**Do this**
Write out every entry precisely as given, leaving the pictures out.

**Exercise input**
[Start]
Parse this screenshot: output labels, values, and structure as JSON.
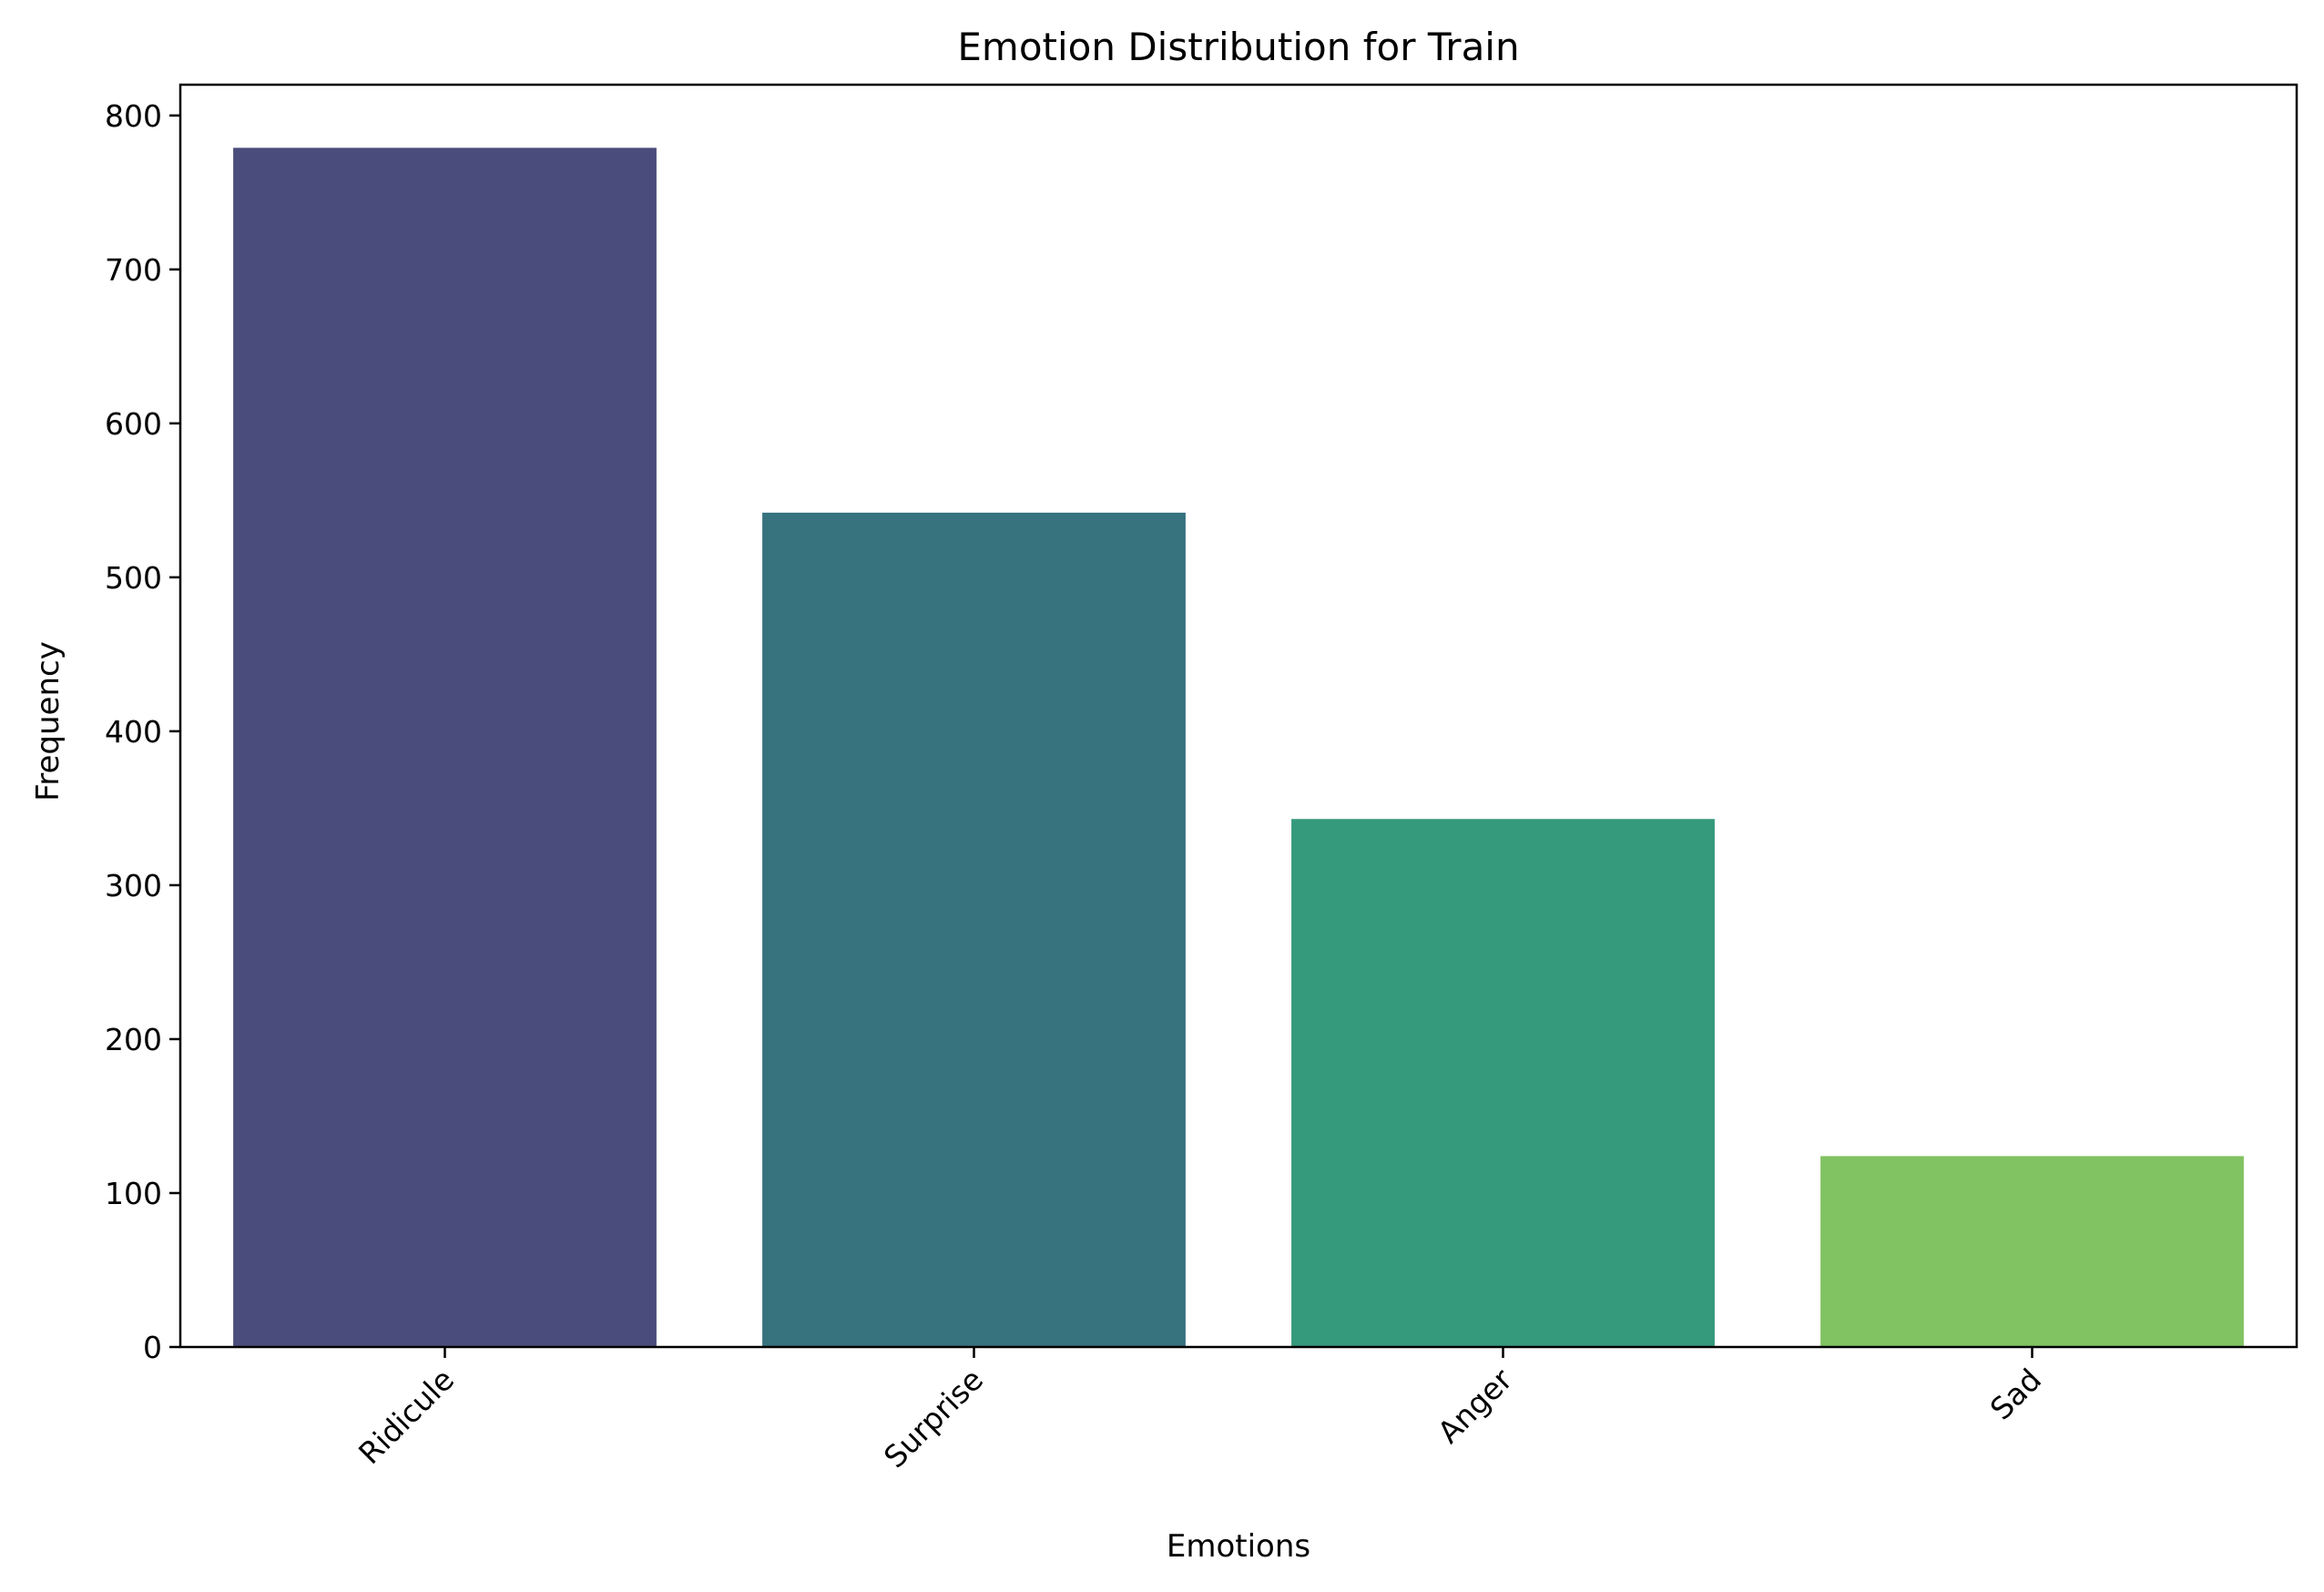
{
  "chart_data": {
    "type": "bar",
    "title": "Emotion Distribution for Train",
    "xlabel": "Emotions",
    "ylabel": "Frequency",
    "categories": [
      "Ridicule",
      "Surprise",
      "Anger",
      "Sad"
    ],
    "values": [
      779,
      542,
      343,
      124
    ],
    "colors": [
      "#4a4d7b",
      "#37727f",
      "#35997c",
      "#81c262"
    ],
    "ylim": [
      0,
      820
    ],
    "yticks": [
      0,
      100,
      200,
      300,
      400,
      500,
      600,
      700,
      800
    ],
    "grid": false,
    "legend": "none"
  }
}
[End]
**Output for this exercise**
Parse this screenshot: output labels, values, and structure as JSON.
{
  "chart_data": {
    "type": "bar",
    "title": "Emotion Distribution for Train",
    "xlabel": "Emotions",
    "ylabel": "Frequency",
    "categories": [
      "Ridicule",
      "Surprise",
      "Anger",
      "Sad"
    ],
    "values": [
      779,
      542,
      343,
      124
    ],
    "colors": [
      "#4a4d7b",
      "#37727f",
      "#35997c",
      "#81c262"
    ],
    "ylim": [
      0,
      820
    ],
    "yticks": [
      0,
      100,
      200,
      300,
      400,
      500,
      600,
      700,
      800
    ],
    "grid": false,
    "legend": "none"
  }
}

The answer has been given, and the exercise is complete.